- **Records from a data collection**:
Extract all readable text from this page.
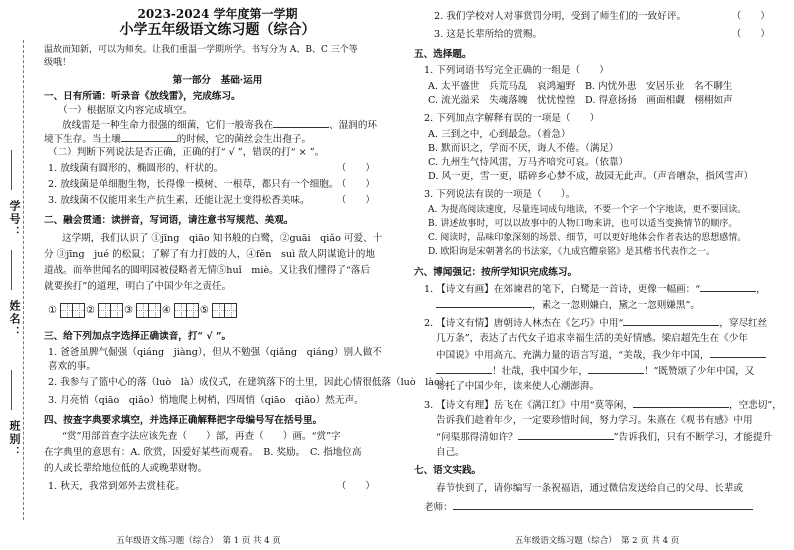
学号：
姓名：
班别：
2023-2024 学年度第一学期
小学五年级语文练习题（综合）
温故而知新，可以为师矣。让我们重温一学期所学。书写分为 A、B、C 三个等
级哦！
第一部分　基础·运用
一、日有所诵：听录音《放线雷》，完成练习。
（一）根据原文内容完成填空。
放线雷是一种生命力很强的细菌，它们一般寄我在	、湿润的环
境下生存。当土壤	的时候，它的菌丝会生出孢子。
（二）判断下列说法是否正确，正确的打“ √ ”，错误的打“ × ”。
1. 放线菌有圆形的、椭圆形的、杆状的。	（　　）
2. 放线菌是单细胞生物，长得像一模树、一根草，都只有一个细胞。
（　　）
3. 放线菌不仅能用来生产抗生素，还能让泥土变得松香美味。	（　　）
二、融会贯通：读拼音，写词语，请注意书写规范、美观。
这学期，我们认识了 ①jīng　qiāo 知书般的白鹭，②guāi　qiǎo 可爱、十
分 ③jīng　jué 的松鼠；了解了有力打鼓的人，④fěn　suì 敌人阴谋诡计的地
道战。而举世闻名的圆明园被侵略者无情⑤huǐ　miè。又让我们懂得了“落后
就要挨打”的道理，明白了中国少年之责任。
①	②	③	④	⑤
三、给下列加点字选择正确读音，打“ √ ”。
1. 爸爸虽脾气倔强（qiáng　jiàng），但从不勉强（qiǎng　qiáng）别人做不
喜欢的事。
2. 我参与了篮中心的落（luò　là）成仪式，在建筑落下的土里，因此心情很低落（luò　lào）。
3. 月亮悄（qiāo　qiǎo）悄地爬上树梢，四周悄（qiāo　qiǎo）然无声。
四、按查字典要求填空，并选择正确解释把字母编号写在括号里。
“赏”用部首查字法应该先查（　　）部，再查（　　）画。“赏”字
在字典里的意思有：A. 欣赏，因爱好某些而观看。　B. 奖励。　C. 指地位高
的人或长辈给地位低的人或晚辈财物。
1. 秋天，我常到郊外去赏桂花。	（　　）
五年级语文练习题（综合）　第 1 页 共 4 页
2. 我们学校对人对事赏罚分明，受到了师生们的一致好评。	（　　）
3. 这是长辈所给的赏赐。	（　　）
五、选择题。
1. 下列词语书写完全正确的一组是（　　）
A. 太平盛世　兵荒马乱　哀鸿遍野　 B. 内忧外患　安居乐业　名不聊生
C. 流光溢采　失魂落魄　忧忧惶惶　 D. 得意扬扬　画面相觑　栩栩如声
2. 下列加点字解释有误的一项是（　　）
A. 三到之中，心到最急。（着急）
B. 默而识之，学而不厌，诲人不倦。（满足）
C. 九州生气恃风雷，万马齐喑究可哀。（依靠）
D. 风一更，雪一更，聒碎乡心梦不成，故园无此声。（声音嘈杂，指风雪声）
3. 下列说法有误的一项是（　　）。
A. 为提高阅读速度，尽量连词成句地读，不要一个字一个字地读，更不要回读。
B. 讲述故事时，可以以故事中的人物口吻来讲，也可以适当变换情节的顺序。
C. 阅读时，品味印象深刻的场景、细节，可以更好地体会作者表达的思想感情。
D. 欧阳询是宋朝著名的书法家，《九成宫醴泉铭》是其楷书代表作之一。
六、博闻强记：按所学知识完成练习。
1. 【诗文有画】在郊谏君的笔下，白鹭是一首诗，更像一幅画：“	，
，素之一忽则嫌白，黛之一忽则嫌黑”。
2. 【诗文有情】唐朝诗人林杰在《乞巧》中用“	，穿尽红丝
几万条”，表达了古代女子追求幸福生活的美好情感。梁启超先生在《少年
中国说》中用高亢、充满力量的语言写道，“美哉，我少年中国，
！壮哉，我中国少年，	！”既赞颂了少年中国，又
寄托了中国少年，读来使人心潮澎湃。
3. 【诗文有理】岳飞在《满江红》中用“莫等闲，	，空悲切”，
告诉我们趁着年少，一定要珍惜时间，努力学习。朱熹在《观书有感》中用
“问渠那得清如许？	”告诉我们，只有不断学习，才能提升
自己。
七、语文实践。
春节快到了，请你编写一条祝福语，通过微信发送给自己的父母、长辈或
老师：
五年级语文练习题（综合）　第 2 页 共 4 页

- **SHORT PROBLEM**: Your copy should hold every record word for word and none of the pictures.

- **WORKED ANSWER**:
Extract all readable text from this page.
学号：
姓名：
班别：
2023-2024 学年度第一学期
小学五年级语文练习题（综合）
温故而知新，可以为师矣。让我们重温一学期所学。书写分为 A、B、C 三个等
级哦！
第一部分　基础·运用
一、日有所诵：听录音《放线雷》，完成练习。
（一）根据原文内容完成填空。
放线雷是一种生命力很强的细菌，它们一般寄我在	、湿润的环
境下生存。当土壤	的时候，它的菌丝会生出孢子。
（二）判断下列说法是否正确，正确的打“ √ ”，错误的打“ × ”。
1. 放线菌有圆形的、椭圆形的、杆状的。	（　　）
2. 放线菌是单细胞生物，长得像一模树、一根草，都只有一个细胞。
（　　）
3. 放线菌不仅能用来生产抗生素，还能让泥土变得松香美味。	（　　）
二、融会贯通：读拼音，写词语，请注意书写规范、美观。
这学期，我们认识了 ①jīng　qiāo 知书般的白鹭，②guāi　qiǎo 可爱、十
分 ③jīng　jué 的松鼠；了解了有力打鼓的人，④fěn　suì 敌人阴谋诡计的地
道战。而举世闻名的圆明园被侵略者无情⑤huǐ　miè。又让我们懂得了“落后
就要挨打”的道理，明白了中国少年之责任。
①	②	③	④	⑤
三、给下列加点字选择正确读音，打“ √ ”。
1. 爸爸虽脾气倔强（qiáng　jiàng），但从不勉强（qiǎng　qiáng）别人做不
喜欢的事。
2. 我参与了篮中心的落（luò　là）成仪式，在建筑落下的土里，因此心情很低落（luò　lào）。
3. 月亮悄（qiāo　qiǎo）悄地爬上树梢，四周悄（qiāo　qiǎo）然无声。
四、按查字典要求填空，并选择正确解释把字母编号写在括号里。
“赏”用部首查字法应该先查（　　）部，再查（　　）画。“赏”字
在字典里的意思有：A. 欣赏，因爱好某些而观看。　B. 奖励。　C. 指地位高
的人或长辈给地位低的人或晚辈财物。
1. 秋天，我常到郊外去赏桂花。	（　　）
五年级语文练习题（综合）　第 1 页 共 4 页
2. 我们学校对人对事赏罚分明，受到了师生们的一致好评。	（　　）
3. 这是长辈所给的赏赐。	（　　）
五、选择题。
1. 下列词语书写完全正确的一组是（　　）
A. 太平盛世　兵荒马乱　哀鸿遍野　 B. 内忧外患　安居乐业　名不聊生
C. 流光溢采　失魂落魄　忧忧惶惶　 D. 得意扬扬　画面相觑　栩栩如声
2. 下列加点字解释有误的一项是（　　）
A. 三到之中，心到最急。（着急）
B. 默而识之，学而不厌，诲人不倦。（满足）
C. 九州生气恃风雷，万马齐喑究可哀。（依靠）
D. 风一更，雪一更，聒碎乡心梦不成，故园无此声。（声音嘈杂，指风雪声）
3. 下列说法有误的一项是（　　）。
A. 为提高阅读速度，尽量连词成句地读，不要一个字一个字地读，更不要回读。
B. 讲述故事时，可以以故事中的人物口吻来讲，也可以适当变换情节的顺序。
C. 阅读时，品味印象深刻的场景、细节，可以更好地体会作者表达的思想感情。
D. 欧阳询是宋朝著名的书法家，《九成宫醴泉铭》是其楷书代表作之一。
六、博闻强记：按所学知识完成练习。
1. 【诗文有画】在郊谏君的笔下，白鹭是一首诗，更像一幅画：“	，
，素之一忽则嫌白，黛之一忽则嫌黑”。
2. 【诗文有情】唐朝诗人林杰在《乞巧》中用“	，穿尽红丝
几万条”，表达了古代女子追求幸福生活的美好情感。梁启超先生在《少年
中国说》中用高亢、充满力量的语言写道，“美哉，我少年中国，
！壮哉，我中国少年，	！”既赞颂了少年中国，又
寄托了中国少年，读来使人心潮澎湃。
3. 【诗文有理】岳飞在《满江红》中用“莫等闲，	，空悲切”，
告诉我们趁着年少，一定要珍惜时间，努力学习。朱熹在《观书有感》中用
“问渠那得清如许？	”告诉我们，只有不断学习，才能提升
自己。
七、语文实践。
春节快到了，请你编写一条祝福语，通过微信发送给自己的父母、长辈或
老师：
五年级语文练习题（综合）　第 2 页 共 4 页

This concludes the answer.